**TASK TO CARRY OUT**
Print all the entries verbatim.

Data excerpts:
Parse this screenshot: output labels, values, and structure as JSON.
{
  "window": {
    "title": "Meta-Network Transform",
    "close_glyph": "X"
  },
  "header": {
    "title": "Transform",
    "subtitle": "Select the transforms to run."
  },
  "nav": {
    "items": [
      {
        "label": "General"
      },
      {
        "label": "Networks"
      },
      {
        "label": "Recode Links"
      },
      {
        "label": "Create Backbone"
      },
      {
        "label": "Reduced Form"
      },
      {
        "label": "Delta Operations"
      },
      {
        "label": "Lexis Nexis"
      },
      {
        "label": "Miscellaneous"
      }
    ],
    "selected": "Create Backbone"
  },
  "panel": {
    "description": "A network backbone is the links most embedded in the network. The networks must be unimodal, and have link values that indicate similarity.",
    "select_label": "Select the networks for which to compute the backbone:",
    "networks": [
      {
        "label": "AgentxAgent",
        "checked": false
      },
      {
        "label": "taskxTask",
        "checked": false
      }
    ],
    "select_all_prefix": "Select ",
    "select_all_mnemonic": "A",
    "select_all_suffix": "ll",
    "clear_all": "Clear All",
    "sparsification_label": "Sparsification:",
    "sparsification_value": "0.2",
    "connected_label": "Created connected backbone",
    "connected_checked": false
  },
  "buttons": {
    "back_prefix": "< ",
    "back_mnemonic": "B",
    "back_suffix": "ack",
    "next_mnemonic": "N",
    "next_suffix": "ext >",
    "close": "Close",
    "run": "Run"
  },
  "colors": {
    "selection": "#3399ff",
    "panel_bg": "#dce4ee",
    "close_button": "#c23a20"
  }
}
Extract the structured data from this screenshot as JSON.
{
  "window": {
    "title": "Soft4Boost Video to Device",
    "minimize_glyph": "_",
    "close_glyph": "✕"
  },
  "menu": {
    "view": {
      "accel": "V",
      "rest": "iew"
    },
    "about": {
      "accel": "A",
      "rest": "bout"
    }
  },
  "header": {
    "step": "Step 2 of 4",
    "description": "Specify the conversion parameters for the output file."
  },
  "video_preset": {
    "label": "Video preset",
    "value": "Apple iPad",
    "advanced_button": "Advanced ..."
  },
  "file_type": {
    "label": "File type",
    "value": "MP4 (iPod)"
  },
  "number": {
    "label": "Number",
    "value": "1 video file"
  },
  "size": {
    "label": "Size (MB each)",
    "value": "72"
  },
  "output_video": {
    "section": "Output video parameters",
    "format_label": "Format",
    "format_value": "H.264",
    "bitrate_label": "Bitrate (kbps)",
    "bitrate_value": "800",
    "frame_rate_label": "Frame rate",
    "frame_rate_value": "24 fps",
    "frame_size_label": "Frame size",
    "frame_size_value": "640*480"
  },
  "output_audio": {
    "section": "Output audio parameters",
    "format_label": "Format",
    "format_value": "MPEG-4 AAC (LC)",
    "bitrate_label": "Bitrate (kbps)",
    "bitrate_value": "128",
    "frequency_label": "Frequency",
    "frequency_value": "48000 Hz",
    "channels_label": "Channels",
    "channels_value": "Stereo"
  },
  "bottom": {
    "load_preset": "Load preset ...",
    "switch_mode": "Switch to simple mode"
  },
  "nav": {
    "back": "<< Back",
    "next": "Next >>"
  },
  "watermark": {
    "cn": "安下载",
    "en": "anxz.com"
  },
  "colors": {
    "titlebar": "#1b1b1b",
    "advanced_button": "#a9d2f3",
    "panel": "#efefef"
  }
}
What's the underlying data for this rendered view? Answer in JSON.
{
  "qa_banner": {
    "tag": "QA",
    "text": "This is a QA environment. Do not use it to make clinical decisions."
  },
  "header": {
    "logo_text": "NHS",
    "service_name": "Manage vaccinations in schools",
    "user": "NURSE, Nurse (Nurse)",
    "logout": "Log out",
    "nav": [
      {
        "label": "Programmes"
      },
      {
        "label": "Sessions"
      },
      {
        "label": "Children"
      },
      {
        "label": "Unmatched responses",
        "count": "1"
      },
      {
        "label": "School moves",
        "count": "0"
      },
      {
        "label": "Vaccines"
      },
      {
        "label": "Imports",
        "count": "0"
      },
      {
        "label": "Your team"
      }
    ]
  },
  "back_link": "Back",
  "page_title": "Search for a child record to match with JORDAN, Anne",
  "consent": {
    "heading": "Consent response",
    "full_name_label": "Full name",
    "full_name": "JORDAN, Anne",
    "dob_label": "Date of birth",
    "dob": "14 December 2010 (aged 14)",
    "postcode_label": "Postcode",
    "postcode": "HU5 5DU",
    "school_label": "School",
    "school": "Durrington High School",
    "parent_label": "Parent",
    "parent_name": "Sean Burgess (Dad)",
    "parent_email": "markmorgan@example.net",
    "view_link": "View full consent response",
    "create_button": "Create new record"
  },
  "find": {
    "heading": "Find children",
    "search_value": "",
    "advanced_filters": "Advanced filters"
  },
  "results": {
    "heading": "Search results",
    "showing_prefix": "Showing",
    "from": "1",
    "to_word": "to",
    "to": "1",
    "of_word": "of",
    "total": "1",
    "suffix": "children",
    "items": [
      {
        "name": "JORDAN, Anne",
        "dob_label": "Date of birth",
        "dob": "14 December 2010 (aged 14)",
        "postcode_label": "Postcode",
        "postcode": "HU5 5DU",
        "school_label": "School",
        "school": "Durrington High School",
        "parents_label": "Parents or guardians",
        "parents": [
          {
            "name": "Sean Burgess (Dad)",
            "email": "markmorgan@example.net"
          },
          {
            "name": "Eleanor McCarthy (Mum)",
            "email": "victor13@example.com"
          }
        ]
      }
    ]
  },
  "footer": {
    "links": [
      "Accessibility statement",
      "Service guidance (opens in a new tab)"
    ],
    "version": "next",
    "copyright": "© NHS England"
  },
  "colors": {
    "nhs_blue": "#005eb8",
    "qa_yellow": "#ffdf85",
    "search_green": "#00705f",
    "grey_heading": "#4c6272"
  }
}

**WORKED ANSWER**
Parse this screenshot: output labels, values, and structure as JSON.
{
  "window": {
    "title": "Meta-Network Transform",
    "close_glyph": "X"
  },
  "header": {
    "title": "Transform",
    "subtitle": "Select the transforms to run."
  },
  "nav": {
    "items": [
      {
        "label": "General"
      },
      {
        "label": "Networks"
      },
      {
        "label": "Recode Links"
      },
      {
        "label": "Create Backbone"
      },
      {
        "label": "Reduced Form"
      },
      {
        "label": "Delta Operations"
      },
      {
        "label": "Lexis Nexis"
      },
      {
        "label": "Miscellaneous"
      }
    ],
    "selected": "Create Backbone"
  },
  "panel": {
    "description": "A network backbone is the links most embedded in the network. The networks must be unimodal, and have link values that indicate similarity.",
    "select_label": "Select the networks for which to compute the backbone:",
    "networks": [
      {
        "label": "AgentxAgent",
        "checked": false
      },
      {
        "label": "taskxTask",
        "checked": false
      }
    ],
    "select_all_prefix": "Select ",
    "select_all_mnemonic": "A",
    "select_all_suffix": "ll",
    "clear_all": "Clear All",
    "sparsification_label": "Sparsification:",
    "sparsification_value": "0.2",
    "connected_label": "Created connected backbone",
    "connected_checked": false
  },
  "buttons": {
    "back_prefix": "< ",
    "back_mnemonic": "B",
    "back_suffix": "ack",
    "next_mnemonic": "N",
    "next_suffix": "ext >",
    "close": "Close",
    "run": "Run"
  },
  "colors": {
    "selection": "#3399ff",
    "panel_bg": "#dce4ee",
    "close_button": "#c23a20"
  }
}
Extract the structured data from this screenshot as JSON.
{
  "window": {
    "title": "Soft4Boost Video to Device",
    "minimize_glyph": "_",
    "close_glyph": "✕"
  },
  "menu": {
    "view": {
      "accel": "V",
      "rest": "iew"
    },
    "about": {
      "accel": "A",
      "rest": "bout"
    }
  },
  "header": {
    "step": "Step 2 of 4",
    "description": "Specify the conversion parameters for the output file."
  },
  "video_preset": {
    "label": "Video preset",
    "value": "Apple iPad",
    "advanced_button": "Advanced ..."
  },
  "file_type": {
    "label": "File type",
    "value": "MP4 (iPod)"
  },
  "number": {
    "label": "Number",
    "value": "1 video file"
  },
  "size": {
    "label": "Size (MB each)",
    "value": "72"
  },
  "output_video": {
    "section": "Output video parameters",
    "format_label": "Format",
    "format_value": "H.264",
    "bitrate_label": "Bitrate (kbps)",
    "bitrate_value": "800",
    "frame_rate_label": "Frame rate",
    "frame_rate_value": "24 fps",
    "frame_size_label": "Frame size",
    "frame_size_value": "640*480"
  },
  "output_audio": {
    "section": "Output audio parameters",
    "format_label": "Format",
    "format_value": "MPEG-4 AAC (LC)",
    "bitrate_label": "Bitrate (kbps)",
    "bitrate_value": "128",
    "frequency_label": "Frequency",
    "frequency_value": "48000 Hz",
    "channels_label": "Channels",
    "channels_value": "Stereo"
  },
  "bottom": {
    "load_preset": "Load preset ...",
    "switch_mode": "Switch to simple mode"
  },
  "nav": {
    "back": "<< Back",
    "next": "Next >>"
  },
  "watermark": {
    "cn": "安下载",
    "en": "anxz.com"
  },
  "colors": {
    "titlebar": "#1b1b1b",
    "advanced_button": "#a9d2f3",
    "panel": "#efefef"
  }
}
What's the underlying data for this rendered view? Answer in JSON.
{
  "qa_banner": {
    "tag": "QA",
    "text": "This is a QA environment. Do not use it to make clinical decisions."
  },
  "header": {
    "logo_text": "NHS",
    "service_name": "Manage vaccinations in schools",
    "user": "NURSE, Nurse (Nurse)",
    "logout": "Log out",
    "nav": [
      {
        "label": "Programmes"
      },
      {
        "label": "Sessions"
      },
      {
        "label": "Children"
      },
      {
        "label": "Unmatched responses",
        "count": "1"
      },
      {
        "label": "School moves",
        "count": "0"
      },
      {
        "label": "Vaccines"
      },
      {
        "label": "Imports",
        "count": "0"
      },
      {
        "label": "Your team"
      }
    ]
  },
  "back_link": "Back",
  "page_title": "Search for a child record to match with JORDAN, Anne",
  "consent": {
    "heading": "Consent response",
    "full_name_label": "Full name",
    "full_name": "JORDAN, Anne",
    "dob_label": "Date of birth",
    "dob": "14 December 2010 (aged 14)",
    "postcode_label": "Postcode",
    "postcode": "HU5 5DU",
    "school_label": "School",
    "school": "Durrington High School",
    "parent_label": "Parent",
    "parent_name": "Sean Burgess (Dad)",
    "parent_email": "markmorgan@example.net",
    "view_link": "View full consent response",
    "create_button": "Create new record"
  },
  "find": {
    "heading": "Find children",
    "search_value": "",
    "advanced_filters": "Advanced filters"
  },
  "results": {
    "heading": "Search results",
    "showing_prefix": "Showing",
    "from": "1",
    "to_word": "to",
    "to": "1",
    "of_word": "of",
    "total": "1",
    "suffix": "children",
    "items": [
      {
        "name": "JORDAN, Anne",
        "dob_label": "Date of birth",
        "dob": "14 December 2010 (aged 14)",
        "postcode_label": "Postcode",
        "postcode": "HU5 5DU",
        "school_label": "School",
        "school": "Durrington High School",
        "parents_label": "Parents or guardians",
        "parents": [
          {
            "name": "Sean Burgess (Dad)",
            "email": "markmorgan@example.net"
          },
          {
            "name": "Eleanor McCarthy (Mum)",
            "email": "victor13@example.com"
          }
        ]
      }
    ]
  },
  "footer": {
    "links": [
      "Accessibility statement",
      "Service guidance (opens in a new tab)"
    ],
    "version": "next",
    "copyright": "© NHS England"
  },
  "colors": {
    "nhs_blue": "#005eb8",
    "qa_yellow": "#ffdf85",
    "search_green": "#00705f",
    "grey_heading": "#4c6272"
  }
}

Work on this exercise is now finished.